── Entries provided ──

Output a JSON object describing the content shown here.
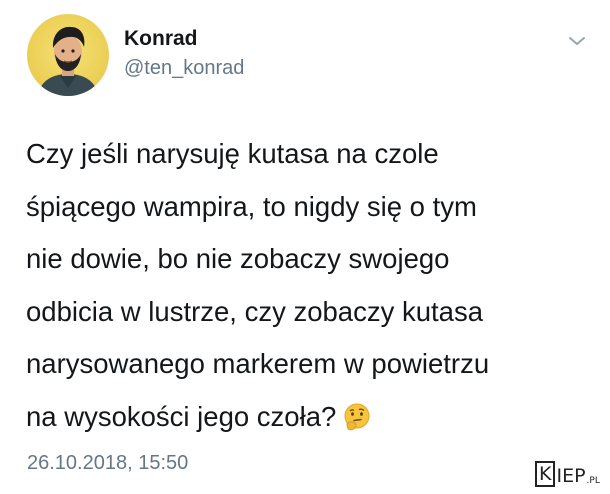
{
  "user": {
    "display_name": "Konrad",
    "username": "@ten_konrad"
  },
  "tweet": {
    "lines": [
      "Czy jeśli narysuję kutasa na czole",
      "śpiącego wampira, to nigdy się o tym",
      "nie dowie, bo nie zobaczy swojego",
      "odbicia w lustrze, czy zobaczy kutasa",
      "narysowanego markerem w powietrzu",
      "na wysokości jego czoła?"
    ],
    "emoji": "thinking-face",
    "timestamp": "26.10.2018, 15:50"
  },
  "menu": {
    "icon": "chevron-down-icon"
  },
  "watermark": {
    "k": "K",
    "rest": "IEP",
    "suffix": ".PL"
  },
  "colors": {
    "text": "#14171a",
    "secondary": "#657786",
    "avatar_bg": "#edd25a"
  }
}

───
── Entries provided ──

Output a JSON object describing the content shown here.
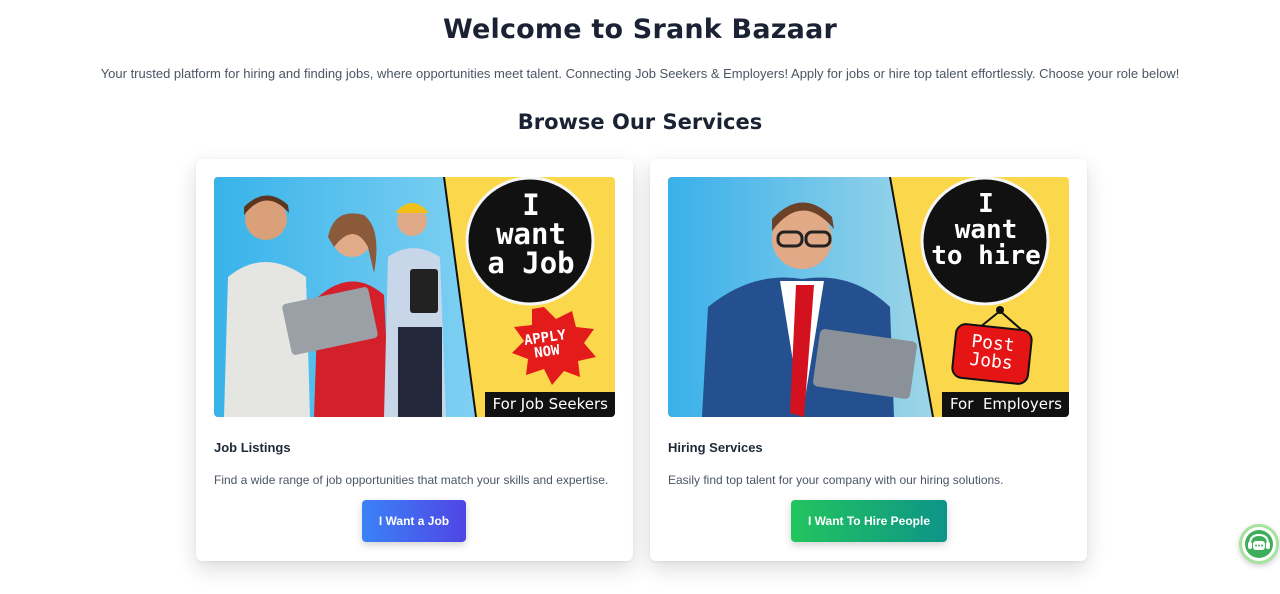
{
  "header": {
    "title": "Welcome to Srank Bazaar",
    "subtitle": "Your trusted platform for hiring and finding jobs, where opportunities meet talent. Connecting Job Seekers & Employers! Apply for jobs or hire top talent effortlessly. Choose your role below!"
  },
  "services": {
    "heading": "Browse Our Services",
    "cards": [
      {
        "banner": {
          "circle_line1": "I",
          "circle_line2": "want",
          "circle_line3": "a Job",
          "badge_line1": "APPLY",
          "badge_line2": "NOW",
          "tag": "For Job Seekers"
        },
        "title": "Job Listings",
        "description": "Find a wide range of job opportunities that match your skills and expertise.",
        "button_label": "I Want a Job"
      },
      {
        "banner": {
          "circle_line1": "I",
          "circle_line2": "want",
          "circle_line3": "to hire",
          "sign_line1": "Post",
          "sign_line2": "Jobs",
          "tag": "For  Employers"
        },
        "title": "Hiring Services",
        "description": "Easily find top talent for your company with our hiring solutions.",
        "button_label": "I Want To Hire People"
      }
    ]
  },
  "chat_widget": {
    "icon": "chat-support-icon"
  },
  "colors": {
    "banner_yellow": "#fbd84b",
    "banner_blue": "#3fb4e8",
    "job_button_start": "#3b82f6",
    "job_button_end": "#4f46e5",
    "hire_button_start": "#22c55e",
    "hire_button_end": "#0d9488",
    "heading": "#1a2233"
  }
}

───

=== Objective ===
Show the lines of the data that hold the word "icon".

=== Complete answer ===
    "icon": "chevron-down-icon"
    "icon": "chat-support-icon"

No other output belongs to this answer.